* _Problem requirements_:
Leave out any pictures and transcribe all other data below exactly.

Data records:
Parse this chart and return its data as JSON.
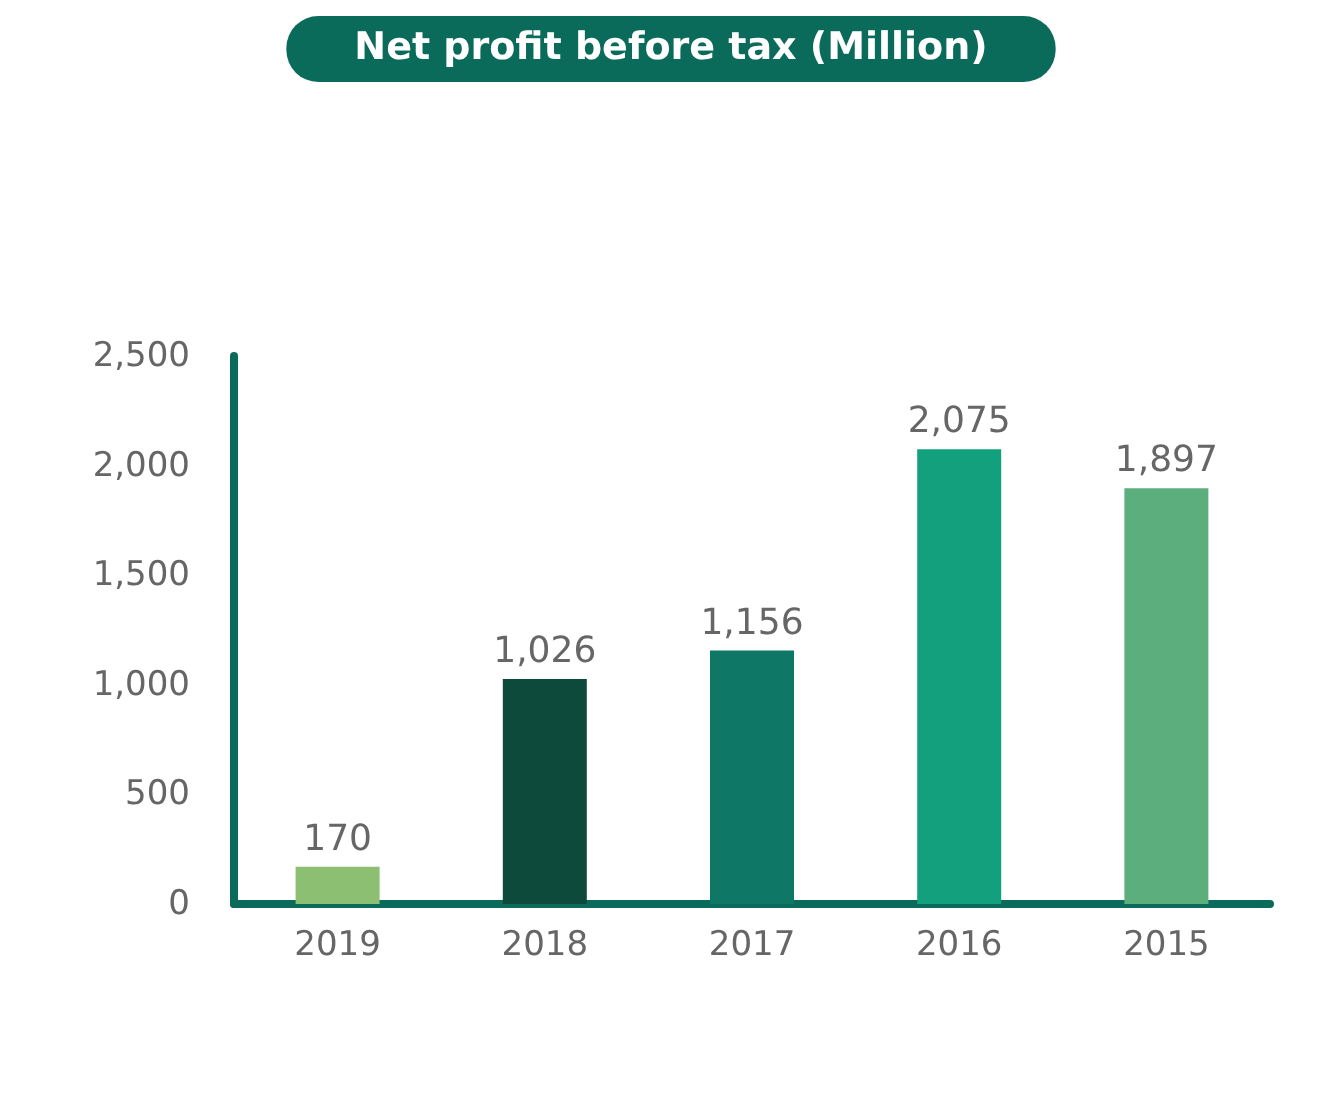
{
  "chart_data": {
    "type": "bar",
    "title": "Net profit before tax (Million)",
    "categories": [
      "2019",
      "2018",
      "2017",
      "2016",
      "2015"
    ],
    "values": [
      170,
      1026,
      1156,
      2075,
      1897
    ],
    "value_labels": [
      "170",
      "1,026",
      "1,156",
      "2,075",
      "1,897"
    ],
    "colors": [
      "#8dbf72",
      "#0d4a3c",
      "#0e7766",
      "#13a07c",
      "#5cae7c"
    ],
    "ylim": [
      0,
      2500
    ],
    "yticks": [
      0,
      500,
      {
        "value": 1000,
        "label": "1,000"
      },
      {
        "value": 1500,
        "label": "1,500"
      },
      {
        "value": 2000,
        "label": "2,000"
      },
      {
        "value": 2500,
        "label": "2,500"
      }
    ],
    "grid": false
  }
}
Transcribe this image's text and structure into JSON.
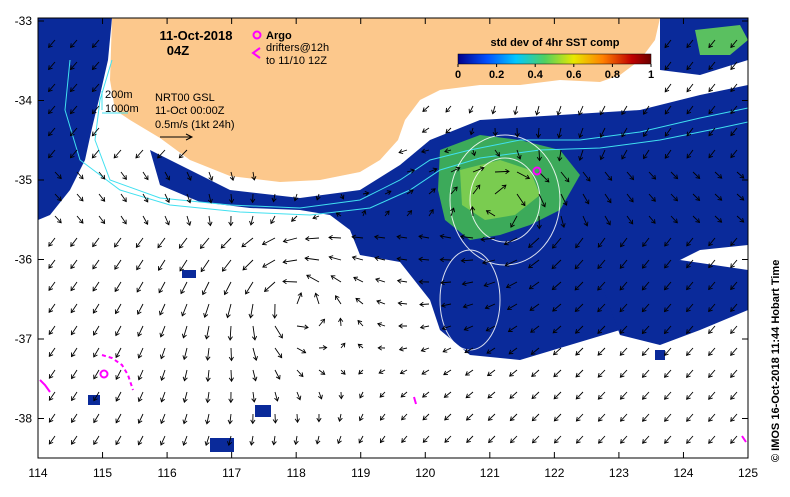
{
  "header": {
    "date": "11-Oct-2018",
    "time": "04Z"
  },
  "legend_argo": {
    "argo_label": "Argo",
    "drifters_label": "drifters@12h",
    "drifters_sub": "to 11/10 12Z"
  },
  "legend_isobaths": {
    "shallow": "200m",
    "deep": "1000m"
  },
  "legend_current": {
    "model": "NRT00 GSL",
    "time": "11-Oct 00:00Z",
    "scale": "0.5m/s (1kt 24h)"
  },
  "colorbar": {
    "title": "std dev of 4hr SST comp",
    "ticks": [
      "0",
      "0.2",
      "0.4",
      "0.6",
      "0.8",
      "1"
    ],
    "colors": [
      "#00008b",
      "#0050ff",
      "#00c8ff",
      "#50d060",
      "#e8e800",
      "#ff8000",
      "#c00000",
      "#6a0000"
    ]
  },
  "axes": {
    "lon_ticks": [
      "114",
      "115",
      "116",
      "117",
      "118",
      "119",
      "120",
      "121",
      "122",
      "123",
      "124",
      "125"
    ],
    "lat_ticks": [
      "-33",
      "-34",
      "-35",
      "-36",
      "-37",
      "-38"
    ]
  },
  "credit": "© IMOS 16-Oct-2018 11:44 Hobart Time",
  "colors": {
    "land": "#fcc88c",
    "isobath": "#40e0f0",
    "sst_low": "#0a2a9a",
    "marker": "#ff00ff"
  }
}
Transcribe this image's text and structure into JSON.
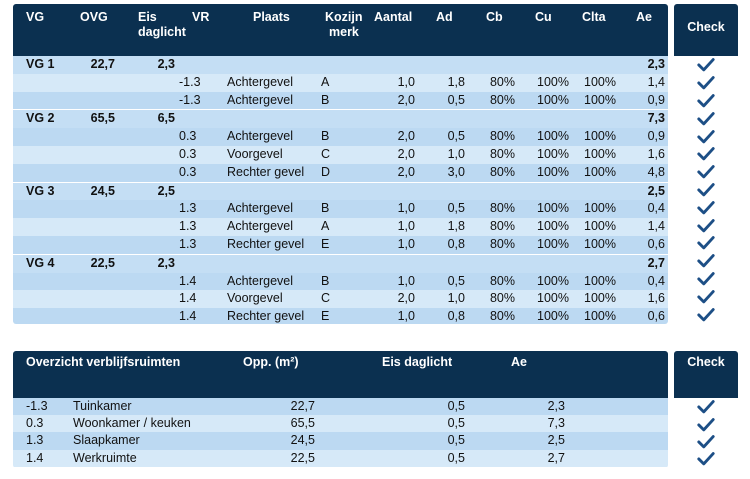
{
  "table1": {
    "headers": {
      "vg": "VG",
      "ovg": "OVG",
      "eis_line1": "Eis",
      "eis_line2": "daglicht",
      "vr": "VR",
      "plaats": "Plaats",
      "kozijn_line1": "Kozijn",
      "kozijn_line2": "merk",
      "aantal": "Aantal",
      "ad": "Ad",
      "cb": "Cb",
      "cu": "Cu",
      "clta": "Clta",
      "ae": "Ae",
      "check": "Check"
    },
    "rows": [
      {
        "type": "group",
        "vg": "VG 1",
        "ovg": "22,7",
        "eis": "2,3",
        "ae": "2,3"
      },
      {
        "type": "item",
        "vr": "-1.3",
        "plaats": "Achtergevel",
        "kozijn": "A",
        "aantal": "1,0",
        "ad": "1,8",
        "cb": "80%",
        "cu": "100%",
        "clta": "100%",
        "ae": "1,4"
      },
      {
        "type": "item",
        "vr": "-1.3",
        "plaats": "Achtergevel",
        "kozijn": "B",
        "aantal": "2,0",
        "ad": "0,5",
        "cb": "80%",
        "cu": "100%",
        "clta": "100%",
        "ae": "0,9"
      },
      {
        "type": "group",
        "vg": "VG 2",
        "ovg": "65,5",
        "eis": "6,5",
        "ae": "7,3"
      },
      {
        "type": "item",
        "vr": "0.3",
        "plaats": "Achtergevel",
        "kozijn": "B",
        "aantal": "2,0",
        "ad": "0,5",
        "cb": "80%",
        "cu": "100%",
        "clta": "100%",
        "ae": "0,9"
      },
      {
        "type": "item",
        "vr": "0.3",
        "plaats": "Voorgevel",
        "kozijn": "C",
        "aantal": "2,0",
        "ad": "1,0",
        "cb": "80%",
        "cu": "100%",
        "clta": "100%",
        "ae": "1,6"
      },
      {
        "type": "item",
        "vr": "0.3",
        "plaats": "Rechter gevel",
        "kozijn": "D",
        "aantal": "2,0",
        "ad": "3,0",
        "cb": "80%",
        "cu": "100%",
        "clta": "100%",
        "ae": "4,8"
      },
      {
        "type": "group",
        "vg": "VG 3",
        "ovg": "24,5",
        "eis": "2,5",
        "ae": "2,5"
      },
      {
        "type": "item",
        "vr": "1.3",
        "plaats": "Achtergevel",
        "kozijn": "B",
        "aantal": "1,0",
        "ad": "0,5",
        "cb": "80%",
        "cu": "100%",
        "clta": "100%",
        "ae": "0,4"
      },
      {
        "type": "item",
        "vr": "1.3",
        "plaats": "Achtergevel",
        "kozijn": "A",
        "aantal": "1,0",
        "ad": "1,8",
        "cb": "80%",
        "cu": "100%",
        "clta": "100%",
        "ae": "1,4"
      },
      {
        "type": "item",
        "vr": "1.3",
        "plaats": "Rechter gevel",
        "kozijn": "E",
        "aantal": "1,0",
        "ad": "0,8",
        "cb": "80%",
        "cu": "100%",
        "clta": "100%",
        "ae": "0,6"
      },
      {
        "type": "group",
        "vg": "VG 4",
        "ovg": "22,5",
        "eis": "2,3",
        "ae": "2,7"
      },
      {
        "type": "item",
        "vr": "1.4",
        "plaats": "Achtergevel",
        "kozijn": "B",
        "aantal": "1,0",
        "ad": "0,5",
        "cb": "80%",
        "cu": "100%",
        "clta": "100%",
        "ae": "0,4"
      },
      {
        "type": "item",
        "vr": "1.4",
        "plaats": "Voorgevel",
        "kozijn": "C",
        "aantal": "2,0",
        "ad": "1,0",
        "cb": "80%",
        "cu": "100%",
        "clta": "100%",
        "ae": "1,6"
      },
      {
        "type": "item",
        "vr": "1.4",
        "plaats": "Rechter gevel",
        "kozijn": "E",
        "aantal": "1,0",
        "ad": "0,8",
        "cb": "80%",
        "cu": "100%",
        "clta": "100%",
        "ae": "0,6"
      }
    ]
  },
  "table2": {
    "headers": {
      "title": "Overzicht verblijfsruimten",
      "opp": "Opp. (m²)",
      "eis": "Eis daglicht",
      "ae": "Ae",
      "check": "Check"
    },
    "rows": [
      {
        "vr": "-1.3",
        "name": "Tuinkamer",
        "opp": "22,7",
        "eis": "0,5",
        "ae": "2,3"
      },
      {
        "vr": "0.3",
        "name": "Woonkamer / keuken",
        "opp": "65,5",
        "eis": "0,5",
        "ae": "7,3"
      },
      {
        "vr": "1.3",
        "name": "Slaapkamer",
        "opp": "24,5",
        "eis": "0,5",
        "ae": "2,5"
      },
      {
        "vr": "1.4",
        "name": "Werkruimte",
        "opp": "22,5",
        "eis": "0,5",
        "ae": "2,7"
      }
    ]
  },
  "colors": {
    "header_bg": "#0b3050",
    "check_icon": "#1d4f86"
  },
  "icons": {
    "check": "checkmark-icon"
  }
}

* _Finished exercise_:
Parse this chart and return its data as JSON.
{
  "chart_data": {
    "type": "bar",
    "title": "Net profit before tax (Million)",
    "categories": [
      "2019",
      "2018",
      "2017",
      "2016",
      "2015"
    ],
    "values": [
      170,
      1026,
      1156,
      2075,
      1897
    ],
    "value_labels": [
      "170",
      "1,026",
      "1,156",
      "2,075",
      "1,897"
    ],
    "colors": [
      "#8dbf72",
      "#0d4a3c",
      "#0e7766",
      "#13a07c",
      "#5cae7c"
    ],
    "ylim": [
      0,
      2500
    ],
    "yticks": [
      0,
      500,
      {
        "value": 1000,
        "label": "1,000"
      },
      {
        "value": 1500,
        "label": "1,500"
      },
      {
        "value": 2000,
        "label": "2,000"
      },
      {
        "value": 2500,
        "label": "2,500"
      }
    ],
    "grid": false
  }
}
Transcribe this image's text and structure into JSON.
{
  "header": {
    "date": "11-Oct-2018",
    "time": "04Z"
  },
  "legend_argo": {
    "argo_label": "Argo",
    "drifters_label": "drifters@12h",
    "drifters_sub": "to 11/10 12Z"
  },
  "legend_isobaths": {
    "shallow": "200m",
    "deep": "1000m"
  },
  "legend_current": {
    "model": "NRT00 GSL",
    "time": "11-Oct 00:00Z",
    "scale": "0.5m/s (1kt 24h)"
  },
  "colorbar": {
    "title": "std dev of 4hr SST comp",
    "ticks": [
      "0",
      "0.2",
      "0.4",
      "0.6",
      "0.8",
      "1"
    ],
    "colors": [
      "#00008b",
      "#0050ff",
      "#00c8ff",
      "#50d060",
      "#e8e800",
      "#ff8000",
      "#c00000",
      "#6a0000"
    ]
  },
  "axes": {
    "lon_ticks": [
      "114",
      "115",
      "116",
      "117",
      "118",
      "119",
      "120",
      "121",
      "122",
      "123",
      "124",
      "125"
    ],
    "lat_ticks": [
      "-33",
      "-34",
      "-35",
      "-36",
      "-37",
      "-38"
    ]
  },
  "credit": "© IMOS 16-Oct-2018 11:44 Hobart Time",
  "colors": {
    "land": "#fcc88c",
    "isobath": "#40e0f0",
    "sst_low": "#0a2a9a",
    "marker": "#ff00ff"
  }
}
Transcribe this image's text and structure into JSON.
{
  "table1": {
    "headers": {
      "vg": "VG",
      "ovg": "OVG",
      "eis_line1": "Eis",
      "eis_line2": "daglicht",
      "vr": "VR",
      "plaats": "Plaats",
      "kozijn_line1": "Kozijn",
      "kozijn_line2": "merk",
      "aantal": "Aantal",
      "ad": "Ad",
      "cb": "Cb",
      "cu": "Cu",
      "clta": "Clta",
      "ae": "Ae",
      "check": "Check"
    },
    "rows": [
      {
        "type": "group",
        "vg": "VG 1",
        "ovg": "22,7",
        "eis": "2,3",
        "ae": "2,3"
      },
      {
        "type": "item",
        "vr": "-1.3",
        "plaats": "Achtergevel",
        "kozijn": "A",
        "aantal": "1,0",
        "ad": "1,8",
        "cb": "80%",
        "cu": "100%",
        "clta": "100%",
        "ae": "1,4"
      },
      {
        "type": "item",
        "vr": "-1.3",
        "plaats": "Achtergevel",
        "kozijn": "B",
        "aantal": "2,0",
        "ad": "0,5",
        "cb": "80%",
        "cu": "100%",
        "clta": "100%",
        "ae": "0,9"
      },
      {
        "type": "group",
        "vg": "VG 2",
        "ovg": "65,5",
        "eis": "6,5",
        "ae": "7,3"
      },
      {
        "type": "item",
        "vr": "0.3",
        "plaats": "Achtergevel",
        "kozijn": "B",
        "aantal": "2,0",
        "ad": "0,5",
        "cb": "80%",
        "cu": "100%",
        "clta": "100%",
        "ae": "0,9"
      },
      {
        "type": "item",
        "vr": "0.3",
        "plaats": "Voorgevel",
        "kozijn": "C",
        "aantal": "2,0",
        "ad": "1,0",
        "cb": "80%",
        "cu": "100%",
        "clta": "100%",
        "ae": "1,6"
      },
      {
        "type": "item",
        "vr": "0.3",
        "plaats": "Rechter gevel",
        "kozijn": "D",
        "aantal": "2,0",
        "ad": "3,0",
        "cb": "80%",
        "cu": "100%",
        "clta": "100%",
        "ae": "4,8"
      },
      {
        "type": "group",
        "vg": "VG 3",
        "ovg": "24,5",
        "eis": "2,5",
        "ae": "2,5"
      },
      {
        "type": "item",
        "vr": "1.3",
        "plaats": "Achtergevel",
        "kozijn": "B",
        "aantal": "1,0",
        "ad": "0,5",
        "cb": "80%",
        "cu": "100%",
        "clta": "100%",
        "ae": "0,4"
      },
      {
        "type": "item",
        "vr": "1.3",
        "plaats": "Achtergevel",
        "kozijn": "A",
        "aantal": "1,0",
        "ad": "1,8",
        "cb": "80%",
        "cu": "100%",
        "clta": "100%",
        "ae": "1,4"
      },
      {
        "type": "item",
        "vr": "1.3",
        "plaats": "Rechter gevel",
        "kozijn": "E",
        "aantal": "1,0",
        "ad": "0,8",
        "cb": "80%",
        "cu": "100%",
        "clta": "100%",
        "ae": "0,6"
      },
      {
        "type": "group",
        "vg": "VG 4",
        "ovg": "22,5",
        "eis": "2,3",
        "ae": "2,7"
      },
      {
        "type": "item",
        "vr": "1.4",
        "plaats": "Achtergevel",
        "kozijn": "B",
        "aantal": "1,0",
        "ad": "0,5",
        "cb": "80%",
        "cu": "100%",
        "clta": "100%",
        "ae": "0,4"
      },
      {
        "type": "item",
        "vr": "1.4",
        "plaats": "Voorgevel",
        "kozijn": "C",
        "aantal": "2,0",
        "ad": "1,0",
        "cb": "80%",
        "cu": "100%",
        "clta": "100%",
        "ae": "1,6"
      },
      {
        "type": "item",
        "vr": "1.4",
        "plaats": "Rechter gevel",
        "kozijn": "E",
        "aantal": "1,0",
        "ad": "0,8",
        "cb": "80%",
        "cu": "100%",
        "clta": "100%",
        "ae": "0,6"
      }
    ]
  },
  "table2": {
    "headers": {
      "title": "Overzicht verblijfsruimten",
      "opp": "Opp. (m²)",
      "eis": "Eis daglicht",
      "ae": "Ae",
      "check": "Check"
    },
    "rows": [
      {
        "vr": "-1.3",
        "name": "Tuinkamer",
        "opp": "22,7",
        "eis": "0,5",
        "ae": "2,3"
      },
      {
        "vr": "0.3",
        "name": "Woonkamer / keuken",
        "opp": "65,5",
        "eis": "0,5",
        "ae": "7,3"
      },
      {
        "vr": "1.3",
        "name": "Slaapkamer",
        "opp": "24,5",
        "eis": "0,5",
        "ae": "2,5"
      },
      {
        "vr": "1.4",
        "name": "Werkruimte",
        "opp": "22,5",
        "eis": "0,5",
        "ae": "2,7"
      }
    ]
  },
  "colors": {
    "header_bg": "#0b3050",
    "check_icon": "#1d4f86"
  },
  "icons": {
    "check": "checkmark-icon"
  }
}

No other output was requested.